____ Provided records
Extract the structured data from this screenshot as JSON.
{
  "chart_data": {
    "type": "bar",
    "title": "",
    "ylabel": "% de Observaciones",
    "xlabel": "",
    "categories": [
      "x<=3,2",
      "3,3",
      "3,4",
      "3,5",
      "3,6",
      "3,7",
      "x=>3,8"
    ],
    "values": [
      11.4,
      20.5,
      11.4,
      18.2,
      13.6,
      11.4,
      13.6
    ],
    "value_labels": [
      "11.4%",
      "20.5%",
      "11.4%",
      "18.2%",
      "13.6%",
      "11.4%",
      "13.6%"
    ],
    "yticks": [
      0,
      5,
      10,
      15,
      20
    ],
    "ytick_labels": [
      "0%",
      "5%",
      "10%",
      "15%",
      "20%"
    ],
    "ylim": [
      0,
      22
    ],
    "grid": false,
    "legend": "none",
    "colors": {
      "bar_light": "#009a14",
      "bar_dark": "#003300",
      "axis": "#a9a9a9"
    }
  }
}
________
____ Provided records
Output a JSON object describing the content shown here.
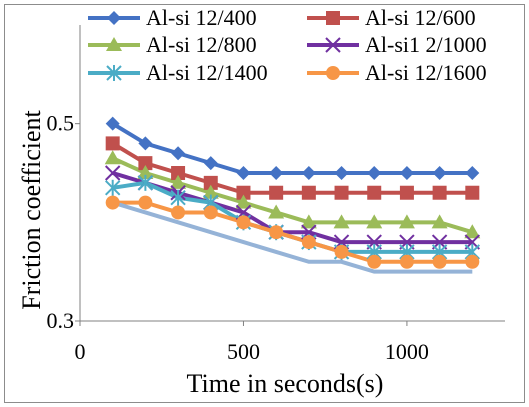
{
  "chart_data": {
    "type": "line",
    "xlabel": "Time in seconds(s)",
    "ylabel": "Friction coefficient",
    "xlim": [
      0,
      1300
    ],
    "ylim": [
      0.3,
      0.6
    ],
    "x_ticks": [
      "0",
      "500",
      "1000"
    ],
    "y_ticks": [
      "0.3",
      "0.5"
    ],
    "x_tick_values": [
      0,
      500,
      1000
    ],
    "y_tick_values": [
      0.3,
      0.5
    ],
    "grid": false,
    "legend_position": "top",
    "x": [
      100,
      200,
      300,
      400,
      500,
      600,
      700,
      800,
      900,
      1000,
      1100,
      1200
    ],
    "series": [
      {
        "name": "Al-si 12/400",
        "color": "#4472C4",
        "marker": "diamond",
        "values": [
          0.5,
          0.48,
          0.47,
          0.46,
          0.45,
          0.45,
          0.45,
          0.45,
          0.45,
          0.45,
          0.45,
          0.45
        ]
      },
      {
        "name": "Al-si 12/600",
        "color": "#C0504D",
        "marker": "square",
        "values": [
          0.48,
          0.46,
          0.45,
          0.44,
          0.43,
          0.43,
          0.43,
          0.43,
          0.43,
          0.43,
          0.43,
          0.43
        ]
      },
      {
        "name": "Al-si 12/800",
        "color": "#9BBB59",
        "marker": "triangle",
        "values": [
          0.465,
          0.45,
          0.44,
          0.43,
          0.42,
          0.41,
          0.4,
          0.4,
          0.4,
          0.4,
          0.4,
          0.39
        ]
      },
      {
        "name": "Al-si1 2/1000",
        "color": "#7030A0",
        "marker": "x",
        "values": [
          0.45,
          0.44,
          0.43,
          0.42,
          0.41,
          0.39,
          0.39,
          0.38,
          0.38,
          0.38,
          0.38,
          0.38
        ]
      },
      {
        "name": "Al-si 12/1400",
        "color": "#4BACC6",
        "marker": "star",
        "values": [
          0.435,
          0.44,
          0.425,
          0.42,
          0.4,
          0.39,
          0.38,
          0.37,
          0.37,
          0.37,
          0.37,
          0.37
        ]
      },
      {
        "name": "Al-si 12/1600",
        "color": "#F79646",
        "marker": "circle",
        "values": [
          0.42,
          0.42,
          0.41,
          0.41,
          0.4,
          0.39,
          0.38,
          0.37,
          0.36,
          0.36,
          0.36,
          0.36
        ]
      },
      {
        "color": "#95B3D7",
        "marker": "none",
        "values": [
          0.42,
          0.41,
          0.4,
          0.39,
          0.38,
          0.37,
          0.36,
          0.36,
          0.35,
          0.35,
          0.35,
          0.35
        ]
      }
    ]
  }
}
________
* Given request:
Find and copy each line above that includes the string "marker".

* Answer to this exercise:
        "marker": "diamond",
        "marker": "square",
        "marker": "triangle",
        "marker": "x",
        "marker": "star",
        "marker": "circle",
        "marker": "none",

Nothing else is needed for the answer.